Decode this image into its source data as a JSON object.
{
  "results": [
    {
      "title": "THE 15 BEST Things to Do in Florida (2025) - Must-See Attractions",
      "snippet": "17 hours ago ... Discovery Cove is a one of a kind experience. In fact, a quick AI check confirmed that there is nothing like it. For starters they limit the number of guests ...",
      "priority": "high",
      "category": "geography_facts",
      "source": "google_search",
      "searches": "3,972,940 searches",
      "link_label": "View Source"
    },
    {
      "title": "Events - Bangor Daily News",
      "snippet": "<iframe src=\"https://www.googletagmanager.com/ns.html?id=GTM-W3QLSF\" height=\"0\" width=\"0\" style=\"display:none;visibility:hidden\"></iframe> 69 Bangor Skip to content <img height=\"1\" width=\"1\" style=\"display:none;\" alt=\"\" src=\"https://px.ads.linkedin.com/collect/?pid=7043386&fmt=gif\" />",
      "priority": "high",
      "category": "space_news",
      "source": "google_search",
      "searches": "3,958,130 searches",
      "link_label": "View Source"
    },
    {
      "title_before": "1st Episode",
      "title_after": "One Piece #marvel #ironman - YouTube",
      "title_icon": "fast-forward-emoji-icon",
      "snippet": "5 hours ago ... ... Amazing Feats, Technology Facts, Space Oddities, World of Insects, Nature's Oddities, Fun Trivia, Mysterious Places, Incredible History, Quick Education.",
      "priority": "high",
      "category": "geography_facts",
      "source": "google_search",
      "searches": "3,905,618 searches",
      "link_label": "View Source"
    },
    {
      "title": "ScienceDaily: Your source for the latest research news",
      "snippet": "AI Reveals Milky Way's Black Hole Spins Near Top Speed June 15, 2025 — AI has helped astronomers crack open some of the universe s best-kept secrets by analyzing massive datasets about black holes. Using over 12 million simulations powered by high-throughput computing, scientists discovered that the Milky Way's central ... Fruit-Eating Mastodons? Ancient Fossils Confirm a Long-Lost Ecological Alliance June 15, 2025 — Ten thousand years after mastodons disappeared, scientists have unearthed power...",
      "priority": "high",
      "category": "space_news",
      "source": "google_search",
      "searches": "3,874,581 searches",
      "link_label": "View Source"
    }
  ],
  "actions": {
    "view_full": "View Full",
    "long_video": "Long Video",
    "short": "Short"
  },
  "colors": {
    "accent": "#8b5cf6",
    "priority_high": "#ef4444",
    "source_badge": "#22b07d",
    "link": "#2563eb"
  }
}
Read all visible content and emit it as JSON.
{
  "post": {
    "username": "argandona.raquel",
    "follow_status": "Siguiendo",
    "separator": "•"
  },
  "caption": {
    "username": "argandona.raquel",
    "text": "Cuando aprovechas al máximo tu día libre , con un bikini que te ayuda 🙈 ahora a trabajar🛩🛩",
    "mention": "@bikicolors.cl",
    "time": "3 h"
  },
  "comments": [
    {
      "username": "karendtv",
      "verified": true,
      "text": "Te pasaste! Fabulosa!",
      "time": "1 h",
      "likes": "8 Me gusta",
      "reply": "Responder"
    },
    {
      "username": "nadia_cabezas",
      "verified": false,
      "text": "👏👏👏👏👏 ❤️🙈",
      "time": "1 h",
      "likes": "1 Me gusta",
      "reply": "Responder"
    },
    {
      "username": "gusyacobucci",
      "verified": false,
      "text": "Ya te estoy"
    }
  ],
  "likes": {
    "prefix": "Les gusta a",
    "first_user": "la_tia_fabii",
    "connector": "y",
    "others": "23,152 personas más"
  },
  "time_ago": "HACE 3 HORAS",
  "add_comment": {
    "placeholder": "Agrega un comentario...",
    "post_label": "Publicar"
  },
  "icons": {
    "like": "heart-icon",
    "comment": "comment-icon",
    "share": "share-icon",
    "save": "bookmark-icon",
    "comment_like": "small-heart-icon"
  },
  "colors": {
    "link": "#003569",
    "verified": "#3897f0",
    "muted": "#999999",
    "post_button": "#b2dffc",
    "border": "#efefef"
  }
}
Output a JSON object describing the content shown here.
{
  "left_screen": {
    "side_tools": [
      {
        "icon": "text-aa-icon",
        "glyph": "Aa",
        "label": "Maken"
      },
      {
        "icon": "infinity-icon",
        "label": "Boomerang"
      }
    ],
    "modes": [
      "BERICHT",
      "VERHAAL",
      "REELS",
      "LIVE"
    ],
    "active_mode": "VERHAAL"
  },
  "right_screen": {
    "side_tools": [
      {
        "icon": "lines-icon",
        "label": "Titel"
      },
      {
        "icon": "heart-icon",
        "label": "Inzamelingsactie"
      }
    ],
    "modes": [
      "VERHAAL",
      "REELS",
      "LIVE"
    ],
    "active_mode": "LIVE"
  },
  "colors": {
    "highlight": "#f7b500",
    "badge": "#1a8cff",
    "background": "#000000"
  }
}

────

_The request_
Copy every line above that holds the word "content".

_Task result_
      "snippet": "<iframe src=\"https://www.googletagmanager.com/ns.html?id=GTM-W3QLSF\" height=\"0\" width=\"0\" style=\"display:none;visibility:hidden\"></iframe> 69 Bangor Skip to content <img height=\"1\" width=\"1\" style=\"display:none;\" alt=\"\" src=\"https://px.ads.linkedin.com/collect/?pid=7043386&fmt=gif\" />",
Read all visible content and emit it as JSON.
Output a JSON object describing the content shown here.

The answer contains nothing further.